WHAT THE EXERCISE ASKS - Out of the lines below, please list those that hold the string "this".

RECORDS SHOWN -
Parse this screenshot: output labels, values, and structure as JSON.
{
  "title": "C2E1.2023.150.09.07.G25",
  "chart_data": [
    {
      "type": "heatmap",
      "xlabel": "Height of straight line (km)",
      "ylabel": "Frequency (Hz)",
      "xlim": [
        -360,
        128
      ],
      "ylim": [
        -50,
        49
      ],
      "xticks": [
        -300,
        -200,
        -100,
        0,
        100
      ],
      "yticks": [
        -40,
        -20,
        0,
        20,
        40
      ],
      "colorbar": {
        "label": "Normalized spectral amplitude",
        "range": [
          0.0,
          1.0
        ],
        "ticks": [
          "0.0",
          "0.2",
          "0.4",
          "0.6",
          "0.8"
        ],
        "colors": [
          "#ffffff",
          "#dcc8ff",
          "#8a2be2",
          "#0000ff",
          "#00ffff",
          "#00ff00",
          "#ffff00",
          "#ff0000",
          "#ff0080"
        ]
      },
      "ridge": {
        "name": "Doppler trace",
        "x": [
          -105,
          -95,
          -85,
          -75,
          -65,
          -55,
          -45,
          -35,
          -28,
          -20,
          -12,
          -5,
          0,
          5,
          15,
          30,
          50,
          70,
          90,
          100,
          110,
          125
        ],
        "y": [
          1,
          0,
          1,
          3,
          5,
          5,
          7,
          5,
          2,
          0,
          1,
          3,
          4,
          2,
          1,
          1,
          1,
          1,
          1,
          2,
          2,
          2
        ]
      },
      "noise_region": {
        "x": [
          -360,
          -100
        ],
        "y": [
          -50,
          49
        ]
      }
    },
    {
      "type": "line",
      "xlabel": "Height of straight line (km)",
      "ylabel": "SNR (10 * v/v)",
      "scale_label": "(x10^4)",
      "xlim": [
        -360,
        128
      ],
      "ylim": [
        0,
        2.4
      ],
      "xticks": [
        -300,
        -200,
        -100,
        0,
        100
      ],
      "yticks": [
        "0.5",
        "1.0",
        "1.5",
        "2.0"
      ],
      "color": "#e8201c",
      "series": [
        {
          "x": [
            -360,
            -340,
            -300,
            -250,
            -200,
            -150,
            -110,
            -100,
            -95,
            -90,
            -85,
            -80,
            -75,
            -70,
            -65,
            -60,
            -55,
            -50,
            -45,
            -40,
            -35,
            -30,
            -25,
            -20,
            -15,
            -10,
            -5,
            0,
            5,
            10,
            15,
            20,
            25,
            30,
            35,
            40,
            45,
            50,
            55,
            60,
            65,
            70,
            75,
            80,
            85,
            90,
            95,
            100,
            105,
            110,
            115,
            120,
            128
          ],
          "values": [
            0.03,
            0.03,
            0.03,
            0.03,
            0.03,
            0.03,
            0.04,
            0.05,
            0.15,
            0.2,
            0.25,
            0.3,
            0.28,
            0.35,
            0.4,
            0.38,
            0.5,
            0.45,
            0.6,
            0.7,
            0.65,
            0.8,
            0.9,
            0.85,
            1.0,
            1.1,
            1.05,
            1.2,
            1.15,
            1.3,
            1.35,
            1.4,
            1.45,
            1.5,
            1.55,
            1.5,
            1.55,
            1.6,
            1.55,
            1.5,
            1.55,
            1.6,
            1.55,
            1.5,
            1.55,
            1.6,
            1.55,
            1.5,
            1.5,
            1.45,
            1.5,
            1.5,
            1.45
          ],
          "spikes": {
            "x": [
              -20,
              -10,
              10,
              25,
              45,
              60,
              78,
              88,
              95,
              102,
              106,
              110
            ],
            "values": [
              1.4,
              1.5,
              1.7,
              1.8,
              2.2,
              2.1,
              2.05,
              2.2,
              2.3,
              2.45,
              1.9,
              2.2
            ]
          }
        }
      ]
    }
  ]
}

--

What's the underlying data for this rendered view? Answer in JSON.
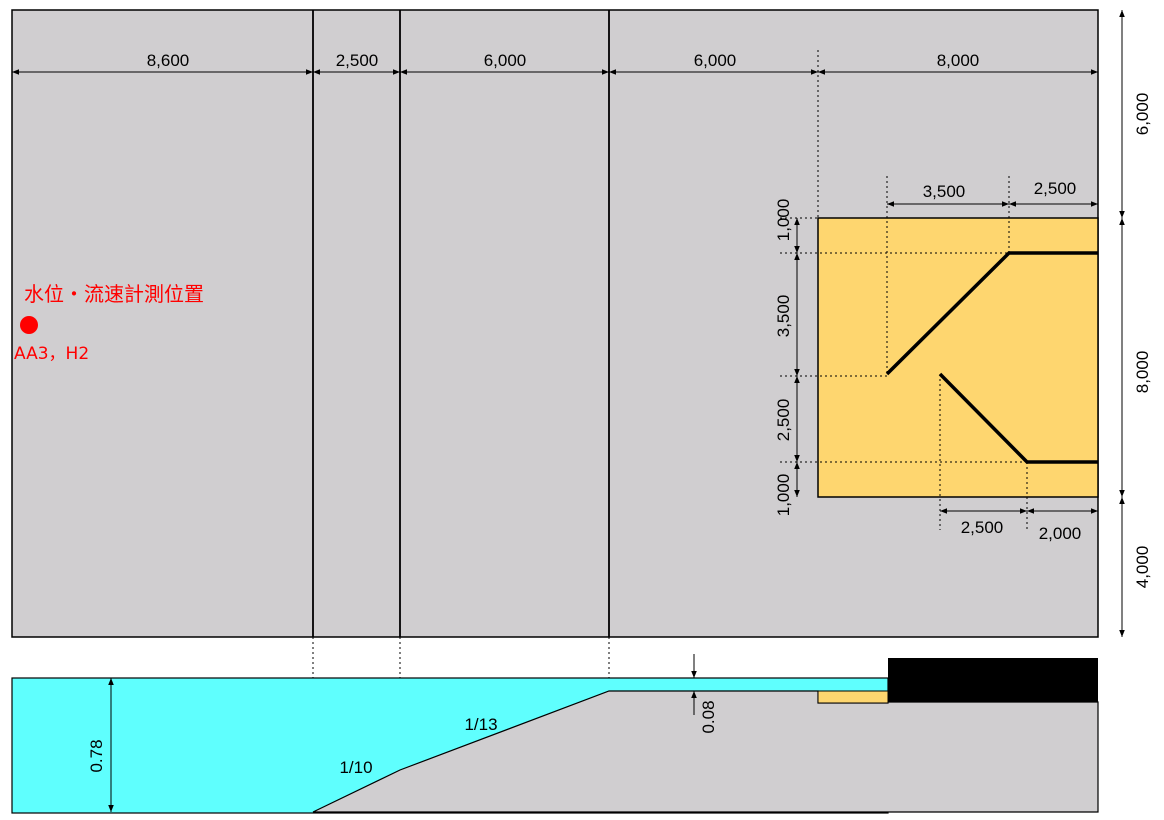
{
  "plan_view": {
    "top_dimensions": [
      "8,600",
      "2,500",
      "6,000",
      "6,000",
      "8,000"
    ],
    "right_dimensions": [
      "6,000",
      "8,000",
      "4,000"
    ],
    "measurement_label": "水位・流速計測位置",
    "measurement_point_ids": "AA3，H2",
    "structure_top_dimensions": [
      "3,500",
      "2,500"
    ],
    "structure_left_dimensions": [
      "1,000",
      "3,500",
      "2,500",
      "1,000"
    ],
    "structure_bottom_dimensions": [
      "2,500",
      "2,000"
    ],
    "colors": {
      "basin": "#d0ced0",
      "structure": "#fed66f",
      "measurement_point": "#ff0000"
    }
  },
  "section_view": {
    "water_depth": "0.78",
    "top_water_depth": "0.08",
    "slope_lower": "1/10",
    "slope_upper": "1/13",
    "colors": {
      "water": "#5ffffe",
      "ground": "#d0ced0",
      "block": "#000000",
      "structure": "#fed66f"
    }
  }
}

FINISHED TASK -
Parse this screenshot: output labels, values, and structure as JSON.
What's the underlying data for this rendered view? Answer in JSON.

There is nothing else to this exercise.